Element position data:
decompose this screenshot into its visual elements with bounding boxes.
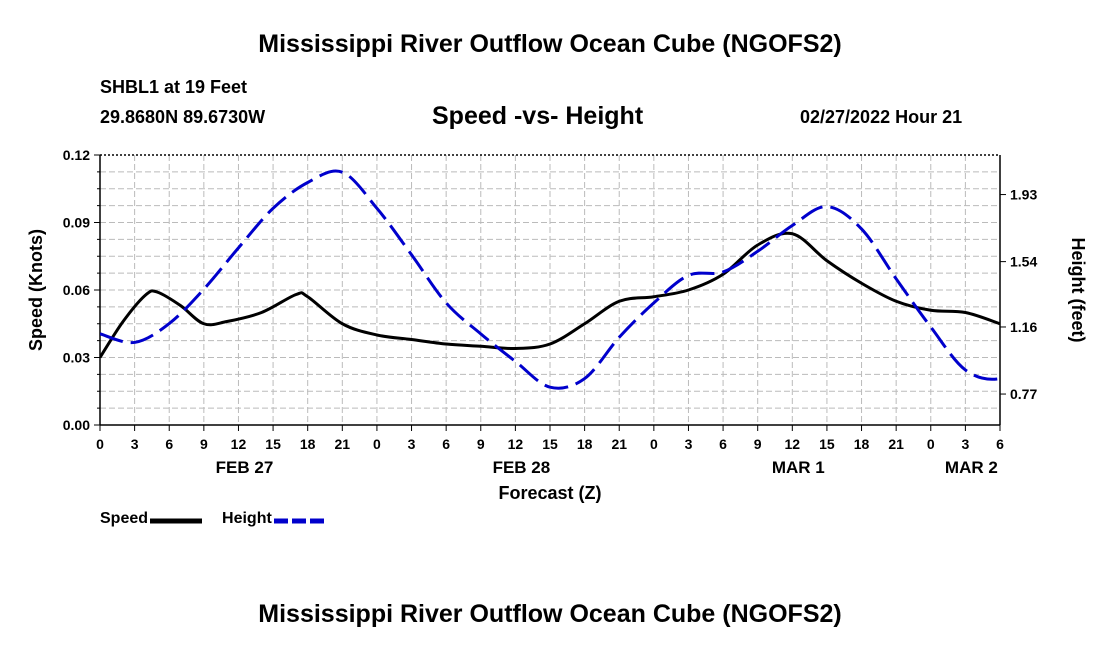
date-label: MAR 2	[945, 458, 998, 477]
x-tick-label: 18	[577, 436, 593, 452]
coordinates-label: 29.8680N 89.6730W	[100, 107, 266, 127]
x-tick-label: 0	[650, 436, 658, 452]
x-tick-label: 3	[408, 436, 416, 452]
legend-speed-swatch	[150, 518, 203, 524]
x-tick-label: 3	[961, 436, 969, 452]
x-tick-label: 15	[542, 436, 558, 452]
x-tick-label: 15	[819, 436, 835, 452]
x-tick-label: 6	[996, 436, 1004, 452]
legend-height-swatch	[273, 518, 326, 524]
chart-title: Mississippi River Outflow Ocean Cube (NG…	[258, 30, 842, 58]
x-tick-label: 0	[927, 436, 935, 452]
chart-subtitle: Speed -vs- Height	[432, 102, 644, 130]
x-tick-label: 12	[231, 436, 247, 452]
x-tick-label: 12	[785, 436, 801, 452]
x-tick-label: 21	[888, 436, 904, 452]
series-line-height	[100, 169, 1000, 390]
x-tick-label: 9	[477, 436, 485, 452]
axis-labels: 0 3 6 9 12 15 18 21 0 3 6 9 12 15 18 21 0 3 6 9 12 15 18 21 0 3 6 F…	[26, 147, 1088, 503]
x-tick-label: 9	[200, 436, 208, 452]
x-tick-label: 3	[131, 436, 139, 452]
date-label: FEB 27	[216, 458, 274, 477]
y2-tick-label: 0.77	[1010, 386, 1037, 402]
grid	[100, 155, 1000, 425]
x-tick-label: 6	[442, 436, 450, 452]
y2-axis-title: Height (feet)	[1068, 238, 1088, 343]
y2-tick-label: 1.16	[1010, 319, 1037, 335]
legend-height-label: Height	[222, 510, 272, 527]
x-tick-label: 21	[611, 436, 627, 452]
chart-title-repeat: Mississippi River Outflow Ocean Cube (NG…	[258, 600, 842, 628]
datetime-label: 02/27/2022 Hour 21	[800, 107, 963, 127]
x-tick-label: 3	[685, 436, 693, 452]
date-label: MAR 1	[772, 458, 825, 477]
legend-speed-label: Speed	[100, 510, 149, 527]
x-tick-label: 0	[96, 436, 104, 452]
x-tick-label: 0	[373, 436, 381, 452]
y-tick-label: 0.12	[63, 147, 90, 163]
y2-tick-label: 1.54	[1010, 254, 1037, 270]
x-axis-title: Forecast (Z)	[498, 483, 601, 503]
station-label: SHBL1 at 19 Feet	[100, 77, 248, 97]
x-tick-label: 9	[754, 436, 762, 452]
y-tick-label: 0.06	[63, 282, 90, 298]
y-tick-label: 0.00	[63, 417, 90, 433]
date-label: FEB 28	[493, 458, 551, 477]
y-axis-title: Speed (Knots)	[26, 229, 46, 351]
x-tick-label: 15	[265, 436, 281, 452]
legend: Speed Height	[100, 510, 328, 528]
series-lines	[100, 169, 1000, 390]
x-tick-label: 12	[508, 436, 524, 452]
x-tick-label: 21	[335, 436, 351, 452]
axes	[94, 154, 1006, 431]
y2-tick-label: 1.93	[1010, 187, 1037, 203]
x-tick-label: 18	[854, 436, 870, 452]
y-tick-label: 0.03	[63, 350, 90, 366]
x-tick-label: 18	[300, 436, 316, 452]
x-tick-label: 6	[719, 436, 727, 452]
y-tick-label: 0.09	[63, 215, 90, 231]
x-tick-label: 6	[165, 436, 173, 452]
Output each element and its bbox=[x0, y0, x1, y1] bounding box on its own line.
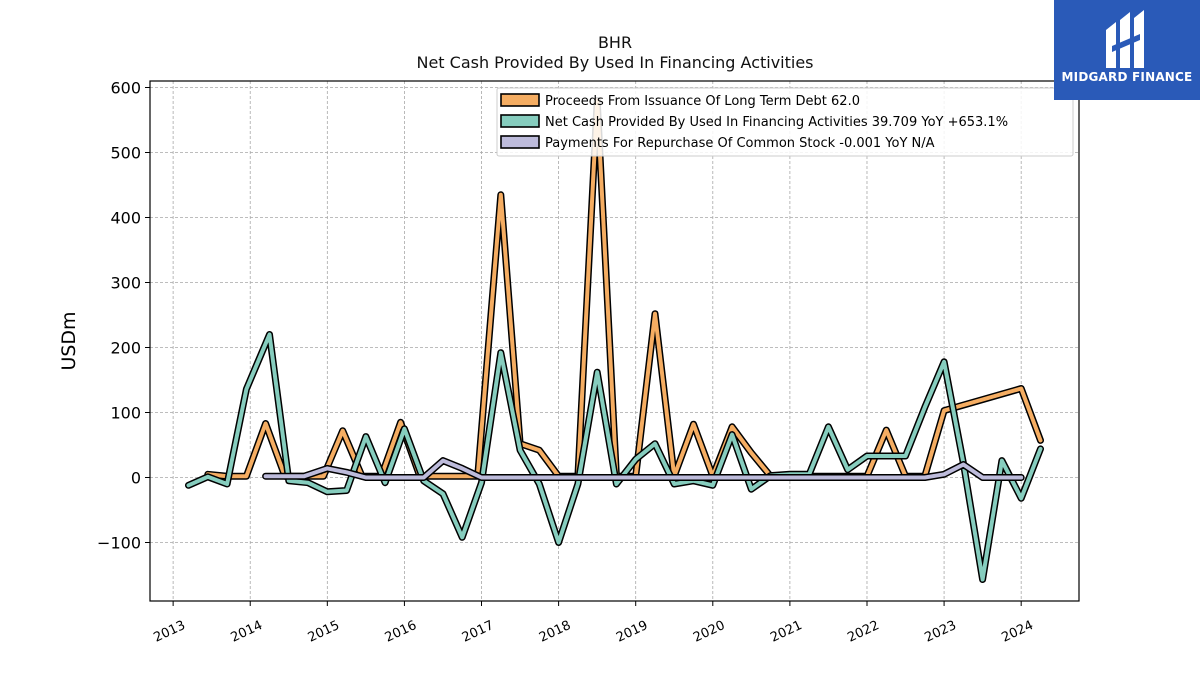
x-tick-label: 2015 bbox=[306, 618, 342, 646]
x-tick-label: 2022 bbox=[845, 618, 881, 646]
x-axis: 2013 2014 2015 2016 2017 2018 2019 2020 2021 2022… bbox=[151, 601, 1036, 646]
series-line-outline bbox=[204, 97, 1044, 480]
y-tick-label: 600 bbox=[110, 79, 141, 98]
y-tick-label: −100 bbox=[97, 534, 141, 553]
y-axis-label: USDm bbox=[58, 311, 80, 370]
y-axis: −100 0 100 200 300 400 500 600 bbox=[97, 79, 150, 553]
x-tick-label: 2021 bbox=[768, 618, 804, 646]
y-tick-label: 200 bbox=[110, 339, 141, 358]
series-line bbox=[205, 98, 1043, 479]
brand-name: MIDGARD FINANCE bbox=[1061, 70, 1193, 84]
x-tick-label: 2014 bbox=[229, 618, 265, 646]
chart-title: BHR bbox=[598, 33, 632, 52]
brand-logo: MIDGARD FINANCE bbox=[1054, 0, 1200, 100]
x-tick-label: 2024 bbox=[1000, 618, 1036, 646]
x-tick-label: 2013 bbox=[151, 618, 187, 646]
legend-entry: Net Cash Provided By Used In Financing A… bbox=[545, 115, 1008, 130]
legend-entry: Proceeds From Issuance Of Long Term Debt… bbox=[545, 94, 860, 109]
x-tick-label: 2019 bbox=[614, 618, 650, 646]
x-tick-label: 2020 bbox=[691, 618, 727, 646]
series-line bbox=[186, 332, 1043, 582]
x-tick-label: 2023 bbox=[922, 618, 958, 646]
legend-swatch bbox=[500, 114, 540, 128]
gridlines bbox=[150, 81, 1079, 601]
y-tick-label: 400 bbox=[110, 209, 141, 228]
x-tick-label: 2018 bbox=[537, 618, 573, 646]
series-3 bbox=[262, 457, 1025, 481]
y-tick-label: 300 bbox=[110, 274, 141, 293]
midgard-logo-icon bbox=[1106, 10, 1144, 68]
chart-subtitle: Net Cash Provided By Used In Financing A… bbox=[416, 53, 813, 72]
series-layer bbox=[185, 97, 1044, 583]
y-tick-label: 0 bbox=[131, 469, 141, 488]
y-tick-label: 500 bbox=[110, 144, 141, 163]
plot-frame bbox=[149, 80, 1080, 602]
legend: Proceeds From Issuance Of Long Term Debt… bbox=[496, 87, 1074, 157]
series-2 bbox=[185, 331, 1044, 583]
legend-entry: Payments For Repurchase Of Common Stock … bbox=[545, 136, 935, 151]
legend-box bbox=[496, 87, 1074, 157]
x-tick-label: 2017 bbox=[460, 618, 496, 646]
series-1 bbox=[185, 97, 1044, 480]
series-line bbox=[263, 458, 1024, 480]
legend-swatch bbox=[500, 93, 540, 107]
legend-swatch bbox=[500, 135, 540, 149]
x-tick-label: 2016 bbox=[383, 618, 419, 646]
y-tick-label: 100 bbox=[110, 404, 141, 423]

### What you are asked to do
Print all of the data above word for word, leaving out the pictures.

### Exercise response
decompose this screenshot into its visual elements with bounding boxes.
date-label: MAR 2	[945, 458, 998, 477]
x-tick-label: 18	[577, 436, 593, 452]
coordinates-label: 29.8680N 89.6730W	[100, 107, 266, 127]
x-tick-label: 0	[650, 436, 658, 452]
x-tick-label: 3	[408, 436, 416, 452]
legend-speed-swatch	[150, 518, 203, 524]
x-tick-label: 3	[961, 436, 969, 452]
x-tick-label: 15	[542, 436, 558, 452]
x-tick-label: 15	[819, 436, 835, 452]
x-tick-label: 6	[996, 436, 1004, 452]
legend-height-swatch	[273, 518, 326, 524]
chart-title: Mississippi River Outflow Ocean Cube (NG…	[258, 30, 842, 58]
x-tick-label: 0	[927, 436, 935, 452]
chart-subtitle: Speed -vs- Height	[432, 102, 644, 130]
x-tick-label: 12	[231, 436, 247, 452]
x-tick-label: 12	[785, 436, 801, 452]
x-tick-label: 21	[888, 436, 904, 452]
series-line-height	[100, 169, 1000, 390]
x-tick-label: 9	[477, 436, 485, 452]
axis-labels: 0 3 6 9 12 15 18 21 0 3 6 9 12 15 18 21 0 3 6 9 12 15 18 21 0 3 6 F…	[26, 147, 1088, 503]
x-tick-label: 9	[200, 436, 208, 452]
x-tick-label: 3	[131, 436, 139, 452]
date-label: FEB 27	[216, 458, 274, 477]
y2-tick-label: 0.77	[1010, 386, 1037, 402]
grid	[100, 155, 1000, 425]
x-tick-label: 6	[442, 436, 450, 452]
y2-axis-title: Height (feet)	[1068, 238, 1088, 343]
y2-tick-label: 1.16	[1010, 319, 1037, 335]
legend-height-label: Height	[222, 510, 272, 527]
x-tick-label: 21	[611, 436, 627, 452]
chart-title-repeat: Mississippi River Outflow Ocean Cube (NG…	[258, 600, 842, 628]
datetime-label: 02/27/2022 Hour 21	[800, 107, 963, 127]
x-tick-label: 3	[685, 436, 693, 452]
date-label: MAR 1	[772, 458, 825, 477]
legend-speed-label: Speed	[100, 510, 149, 527]
x-tick-label: 0	[96, 436, 104, 452]
x-tick-label: 0	[373, 436, 381, 452]
y-tick-label: 0.12	[63, 147, 90, 163]
y2-tick-label: 1.54	[1010, 254, 1037, 270]
x-axis-title: Forecast (Z)	[498, 483, 601, 503]
station-label: SHBL1 at 19 Feet	[100, 77, 248, 97]
x-tick-label: 9	[754, 436, 762, 452]
y-tick-label: 0.06	[63, 282, 90, 298]
y-tick-label: 0.00	[63, 417, 90, 433]
date-label: FEB 28	[493, 458, 551, 477]
y-axis-title: Speed (Knots)	[26, 229, 46, 351]
x-tick-label: 15	[265, 436, 281, 452]
legend: Speed Height	[100, 510, 328, 528]
series-lines	[100, 169, 1000, 390]
x-tick-label: 12	[508, 436, 524, 452]
x-tick-label: 21	[335, 436, 351, 452]
axes	[94, 154, 1006, 431]
y2-tick-label: 1.93	[1010, 187, 1037, 203]
x-tick-label: 18	[854, 436, 870, 452]
y-tick-label: 0.03	[63, 350, 90, 366]
x-tick-label: 18	[300, 436, 316, 452]
x-tick-label: 6	[719, 436, 727, 452]
y-tick-label: 0.09	[63, 215, 90, 231]
x-tick-label: 6	[165, 436, 173, 452]
Output each element and its bbox=[x0, y0, x1, y1] bounding box on its own line.
x-tick-label: 2015 bbox=[306, 618, 342, 646]
x-tick-label: 2022 bbox=[845, 618, 881, 646]
x-axis: 2013 2014 2015 2016 2017 2018 2019 2020 2021 2022… bbox=[151, 601, 1036, 646]
series-line-outline bbox=[204, 97, 1044, 480]
y-tick-label: 600 bbox=[110, 79, 141, 98]
y-tick-label: −100 bbox=[97, 534, 141, 553]
y-axis-label: USDm bbox=[58, 311, 80, 370]
y-axis: −100 0 100 200 300 400 500 600 bbox=[97, 79, 150, 553]
x-tick-label: 2021 bbox=[768, 618, 804, 646]
y-tick-label: 200 bbox=[110, 339, 141, 358]
series-line bbox=[205, 98, 1043, 479]
brand-name: MIDGARD FINANCE bbox=[1061, 70, 1193, 84]
x-tick-label: 2014 bbox=[229, 618, 265, 646]
chart-title: BHR bbox=[598, 33, 632, 52]
brand-logo: MIDGARD FINANCE bbox=[1054, 0, 1200, 100]
x-tick-label: 2024 bbox=[1000, 618, 1036, 646]
x-tick-label: 2013 bbox=[151, 618, 187, 646]
legend-entry: Net Cash Provided By Used In Financing A… bbox=[545, 115, 1008, 130]
legend-entry: Proceeds From Issuance Of Long Term Debt… bbox=[545, 94, 860, 109]
x-tick-label: 2019 bbox=[614, 618, 650, 646]
x-tick-label: 2020 bbox=[691, 618, 727, 646]
series-line bbox=[186, 332, 1043, 582]
x-tick-label: 2023 bbox=[922, 618, 958, 646]
legend-swatch bbox=[500, 114, 540, 128]
gridlines bbox=[150, 81, 1079, 601]
y-tick-label: 400 bbox=[110, 209, 141, 228]
x-tick-label: 2018 bbox=[537, 618, 573, 646]
series-3 bbox=[262, 457, 1025, 481]
y-tick-label: 300 bbox=[110, 274, 141, 293]
midgard-logo-icon bbox=[1106, 10, 1144, 68]
chart-subtitle: Net Cash Provided By Used In Financing A… bbox=[416, 53, 813, 72]
series-layer bbox=[185, 97, 1044, 583]
y-tick-label: 0 bbox=[131, 469, 141, 488]
y-tick-label: 500 bbox=[110, 144, 141, 163]
plot-frame bbox=[149, 80, 1080, 602]
legend: Proceeds From Issuance Of Long Term Debt… bbox=[496, 87, 1074, 157]
series-2 bbox=[185, 331, 1044, 583]
legend-entry: Payments For Repurchase Of Common Stock … bbox=[545, 136, 935, 151]
legend-box bbox=[496, 87, 1074, 157]
x-tick-label: 2017 bbox=[460, 618, 496, 646]
series-1 bbox=[185, 97, 1044, 480]
series-line bbox=[263, 458, 1024, 480]
legend-swatch bbox=[500, 93, 540, 107]
legend-swatch bbox=[500, 135, 540, 149]
x-tick-label: 2016 bbox=[383, 618, 419, 646]
y-tick-label: 100 bbox=[110, 404, 141, 423]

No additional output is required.